◆ **Problem to solve**:
Exactly as written, please set down all of the entries again, with no pictures.

[Data entries]

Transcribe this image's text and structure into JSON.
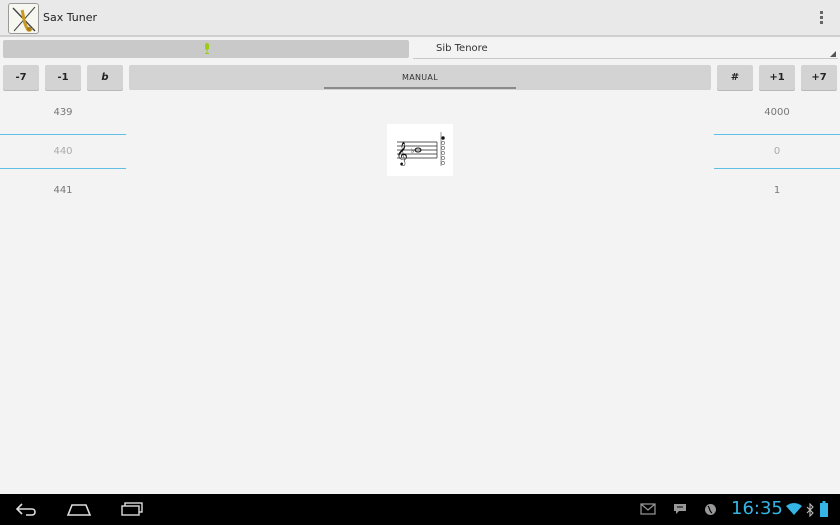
{
  "app": {
    "title": "Sax Tuner",
    "icon": "saxophone-icon"
  },
  "toolbar": {
    "overflow_icon": "overflow-menu-icon"
  },
  "level": {
    "mic_icon": "microphone-icon",
    "mic_color": "#9ccc1a"
  },
  "instrument": {
    "selected": "Sib Tenore"
  },
  "buttons": {
    "minus7": "-7",
    "minus1": "-1",
    "flat": "b",
    "manual": "MANUAL",
    "sharp": "#",
    "plus1": "+1",
    "plus7": "+7"
  },
  "left_picker": {
    "prev": "439",
    "current": "440",
    "next": "441"
  },
  "right_picker": {
    "prev": "4000",
    "current": "0",
    "next": "1"
  },
  "score": {
    "icon": "music-staff-icon"
  },
  "status_bar": {
    "time": "16:35",
    "accent": "#35b5e5",
    "icons": [
      "gmail-icon",
      "talk-icon",
      "globe-icon",
      "wifi-icon",
      "bluetooth-icon",
      "battery-icon"
    ]
  },
  "nav": {
    "icons": [
      "back-icon",
      "home-icon",
      "recent-apps-icon"
    ]
  }
}
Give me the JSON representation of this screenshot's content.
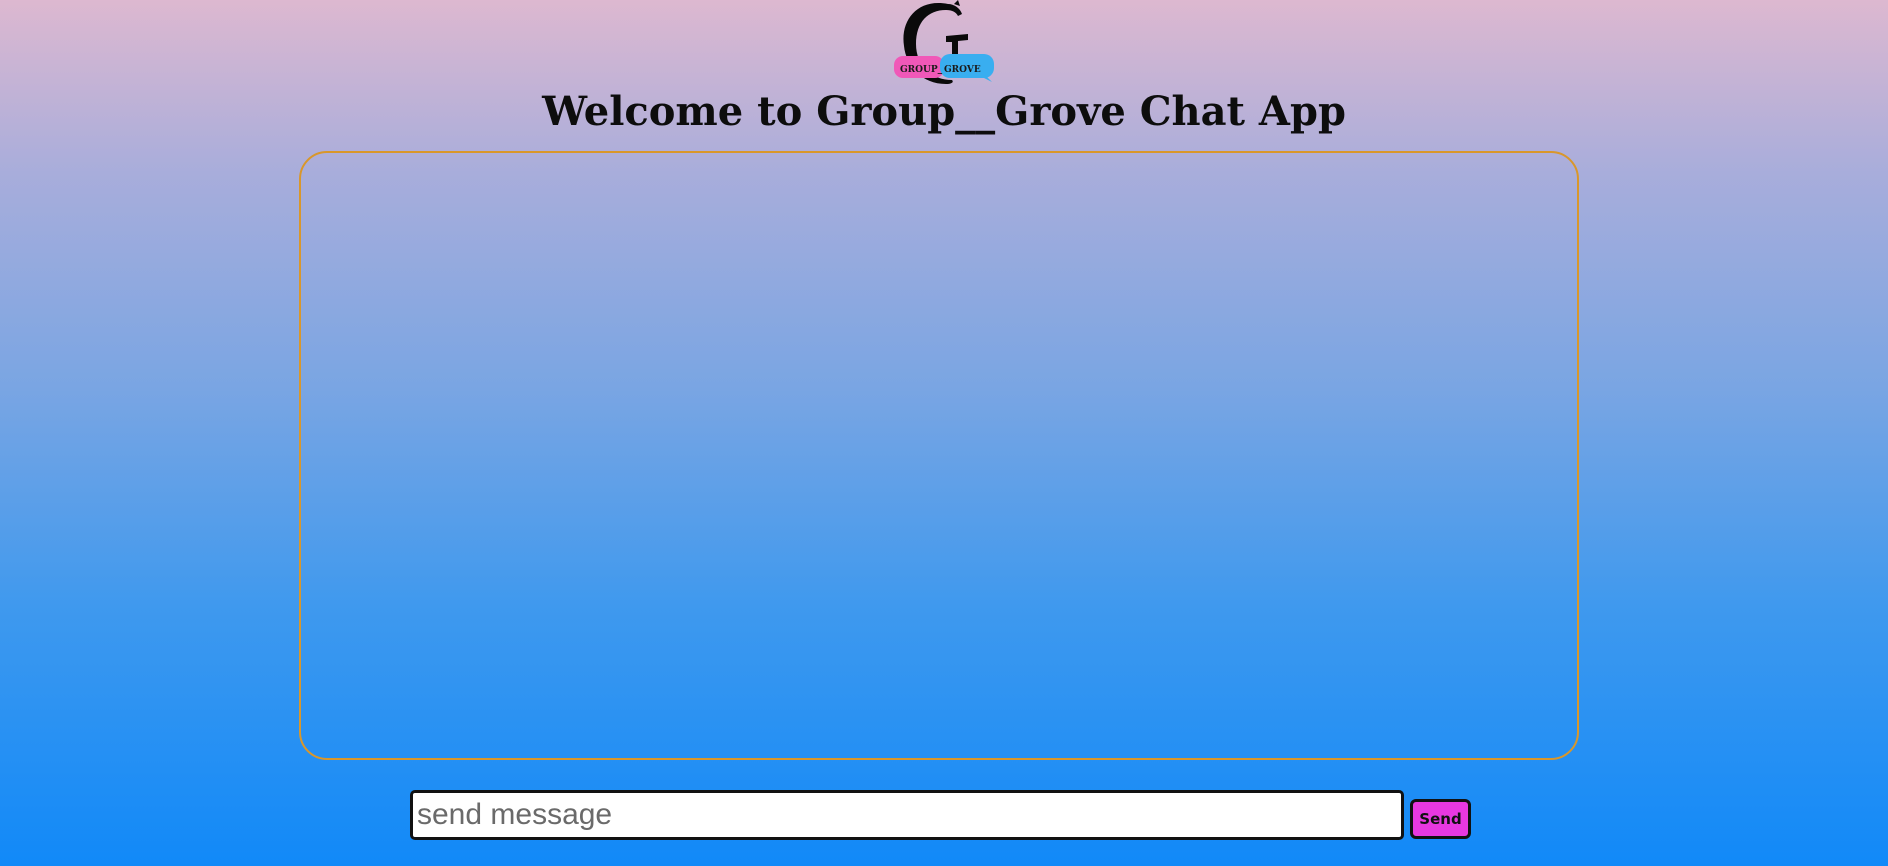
{
  "header": {
    "logo_icon": "group-grove-logo",
    "logo_left_text": "GROUP_",
    "logo_right_text": "GROVE",
    "title": "Welcome to Group__Grove Chat App"
  },
  "chat": {
    "messages": []
  },
  "composer": {
    "input_value": "",
    "input_placeholder": "send message",
    "send_label": "Send"
  },
  "colors": {
    "chat_border": "#d9972b",
    "send_button": "#e838e0",
    "logo_pink": "#f058b8",
    "logo_blue": "#39aef0"
  }
}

◆ **Output below**:
Transcribe this image's text and structure into JSON.
{
  "app": {
    "title": "Sax Tuner",
    "icon": "saxophone-icon"
  },
  "toolbar": {
    "overflow_icon": "overflow-menu-icon"
  },
  "level": {
    "mic_icon": "microphone-icon",
    "mic_color": "#9ccc1a"
  },
  "instrument": {
    "selected": "Sib Tenore"
  },
  "buttons": {
    "minus7": "-7",
    "minus1": "-1",
    "flat": "b",
    "manual": "MANUAL",
    "sharp": "#",
    "plus1": "+1",
    "plus7": "+7"
  },
  "left_picker": {
    "prev": "439",
    "current": "440",
    "next": "441"
  },
  "right_picker": {
    "prev": "4000",
    "current": "0",
    "next": "1"
  },
  "score": {
    "icon": "music-staff-icon"
  },
  "status_bar": {
    "time": "16:35",
    "accent": "#35b5e5",
    "icons": [
      "gmail-icon",
      "talk-icon",
      "globe-icon",
      "wifi-icon",
      "bluetooth-icon",
      "battery-icon"
    ]
  },
  "nav": {
    "icons": [
      "back-icon",
      "home-icon",
      "recent-apps-icon"
    ]
  }
}
Give me the JSON representation of this screenshot's content.
{
  "header": {
    "logo_icon": "group-grove-logo",
    "logo_left_text": "GROUP_",
    "logo_right_text": "GROVE",
    "title": "Welcome to Group__Grove Chat App"
  },
  "chat": {
    "messages": []
  },
  "composer": {
    "input_value": "",
    "input_placeholder": "send message",
    "send_label": "Send"
  },
  "colors": {
    "chat_border": "#d9972b",
    "send_button": "#e838e0",
    "logo_pink": "#f058b8",
    "logo_blue": "#39aef0"
  }
}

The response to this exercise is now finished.